Data entries:
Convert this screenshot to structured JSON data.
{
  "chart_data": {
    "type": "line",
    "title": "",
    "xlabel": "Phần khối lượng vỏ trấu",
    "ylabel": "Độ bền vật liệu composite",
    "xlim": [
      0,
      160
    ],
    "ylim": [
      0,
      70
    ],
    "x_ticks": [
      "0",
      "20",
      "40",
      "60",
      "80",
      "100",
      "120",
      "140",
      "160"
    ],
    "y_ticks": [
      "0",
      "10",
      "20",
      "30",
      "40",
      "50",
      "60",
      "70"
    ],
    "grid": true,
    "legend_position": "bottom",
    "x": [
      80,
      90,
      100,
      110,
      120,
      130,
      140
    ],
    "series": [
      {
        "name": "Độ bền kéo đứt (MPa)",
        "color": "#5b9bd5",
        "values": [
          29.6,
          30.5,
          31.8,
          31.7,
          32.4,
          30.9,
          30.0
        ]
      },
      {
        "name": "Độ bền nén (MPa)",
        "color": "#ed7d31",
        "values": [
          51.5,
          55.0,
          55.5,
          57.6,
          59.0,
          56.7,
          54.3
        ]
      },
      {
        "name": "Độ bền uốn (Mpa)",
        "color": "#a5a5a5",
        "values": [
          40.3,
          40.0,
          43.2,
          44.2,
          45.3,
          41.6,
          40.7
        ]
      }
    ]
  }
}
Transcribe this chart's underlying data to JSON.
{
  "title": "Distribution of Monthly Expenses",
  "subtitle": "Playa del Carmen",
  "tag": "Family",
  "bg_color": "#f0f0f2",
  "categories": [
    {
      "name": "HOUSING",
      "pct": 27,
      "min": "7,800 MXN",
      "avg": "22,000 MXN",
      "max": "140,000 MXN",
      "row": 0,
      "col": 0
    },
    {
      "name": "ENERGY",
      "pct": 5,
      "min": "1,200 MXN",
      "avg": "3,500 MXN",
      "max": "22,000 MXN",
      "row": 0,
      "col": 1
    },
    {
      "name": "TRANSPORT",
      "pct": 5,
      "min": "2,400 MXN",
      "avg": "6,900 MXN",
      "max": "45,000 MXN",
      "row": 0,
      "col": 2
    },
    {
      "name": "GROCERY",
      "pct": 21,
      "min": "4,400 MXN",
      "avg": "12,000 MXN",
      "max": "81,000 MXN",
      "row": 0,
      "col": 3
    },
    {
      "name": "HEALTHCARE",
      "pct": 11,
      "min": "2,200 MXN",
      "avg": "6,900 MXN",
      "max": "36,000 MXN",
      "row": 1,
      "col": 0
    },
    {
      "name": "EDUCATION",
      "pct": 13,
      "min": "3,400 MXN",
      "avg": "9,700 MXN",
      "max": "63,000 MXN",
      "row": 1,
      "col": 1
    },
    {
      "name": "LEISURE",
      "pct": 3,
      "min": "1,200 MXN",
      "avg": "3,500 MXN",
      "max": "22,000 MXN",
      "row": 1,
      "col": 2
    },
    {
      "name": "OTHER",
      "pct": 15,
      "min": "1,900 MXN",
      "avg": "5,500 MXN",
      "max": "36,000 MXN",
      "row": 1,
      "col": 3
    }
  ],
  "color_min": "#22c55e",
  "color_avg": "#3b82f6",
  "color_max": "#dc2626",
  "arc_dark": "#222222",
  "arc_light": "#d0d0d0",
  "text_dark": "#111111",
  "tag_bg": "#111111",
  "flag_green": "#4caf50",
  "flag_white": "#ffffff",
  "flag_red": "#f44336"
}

Aim of the task:
Repeat the data precisely, line by line.

Solution:
Convert this screenshot to structured JSON data.
{
  "chart_data": {
    "type": "line",
    "title": "",
    "xlabel": "Phần khối lượng vỏ trấu",
    "ylabel": "Độ bền vật liệu composite",
    "xlim": [
      0,
      160
    ],
    "ylim": [
      0,
      70
    ],
    "x_ticks": [
      "0",
      "20",
      "40",
      "60",
      "80",
      "100",
      "120",
      "140",
      "160"
    ],
    "y_ticks": [
      "0",
      "10",
      "20",
      "30",
      "40",
      "50",
      "60",
      "70"
    ],
    "grid": true,
    "legend_position": "bottom",
    "x": [
      80,
      90,
      100,
      110,
      120,
      130,
      140
    ],
    "series": [
      {
        "name": "Độ bền kéo đứt (MPa)",
        "color": "#5b9bd5",
        "values": [
          29.6,
          30.5,
          31.8,
          31.7,
          32.4,
          30.9,
          30.0
        ]
      },
      {
        "name": "Độ bền nén (MPa)",
        "color": "#ed7d31",
        "values": [
          51.5,
          55.0,
          55.5,
          57.6,
          59.0,
          56.7,
          54.3
        ]
      },
      {
        "name": "Độ bền uốn (Mpa)",
        "color": "#a5a5a5",
        "values": [
          40.3,
          40.0,
          43.2,
          44.2,
          45.3,
          41.6,
          40.7
        ]
      }
    ]
  }
}
Transcribe this chart's underlying data to JSON.
{
  "title": "Distribution of Monthly Expenses",
  "subtitle": "Playa del Carmen",
  "tag": "Family",
  "bg_color": "#f0f0f2",
  "categories": [
    {
      "name": "HOUSING",
      "pct": 27,
      "min": "7,800 MXN",
      "avg": "22,000 MXN",
      "max": "140,000 MXN",
      "row": 0,
      "col": 0
    },
    {
      "name": "ENERGY",
      "pct": 5,
      "min": "1,200 MXN",
      "avg": "3,500 MXN",
      "max": "22,000 MXN",
      "row": 0,
      "col": 1
    },
    {
      "name": "TRANSPORT",
      "pct": 5,
      "min": "2,400 MXN",
      "avg": "6,900 MXN",
      "max": "45,000 MXN",
      "row": 0,
      "col": 2
    },
    {
      "name": "GROCERY",
      "pct": 21,
      "min": "4,400 MXN",
      "avg": "12,000 MXN",
      "max": "81,000 MXN",
      "row": 0,
      "col": 3
    },
    {
      "name": "HEALTHCARE",
      "pct": 11,
      "min": "2,200 MXN",
      "avg": "6,900 MXN",
      "max": "36,000 MXN",
      "row": 1,
      "col": 0
    },
    {
      "name": "EDUCATION",
      "pct": 13,
      "min": "3,400 MXN",
      "avg": "9,700 MXN",
      "max": "63,000 MXN",
      "row": 1,
      "col": 1
    },
    {
      "name": "LEISURE",
      "pct": 3,
      "min": "1,200 MXN",
      "avg": "3,500 MXN",
      "max": "22,000 MXN",
      "row": 1,
      "col": 2
    },
    {
      "name": "OTHER",
      "pct": 15,
      "min": "1,900 MXN",
      "avg": "5,500 MXN",
      "max": "36,000 MXN",
      "row": 1,
      "col": 3
    }
  ],
  "color_min": "#22c55e",
  "color_avg": "#3b82f6",
  "color_max": "#dc2626",
  "arc_dark": "#222222",
  "arc_light": "#d0d0d0",
  "text_dark": "#111111",
  "tag_bg": "#111111",
  "flag_green": "#4caf50",
  "flag_white": "#ffffff",
  "flag_red": "#f44336"
}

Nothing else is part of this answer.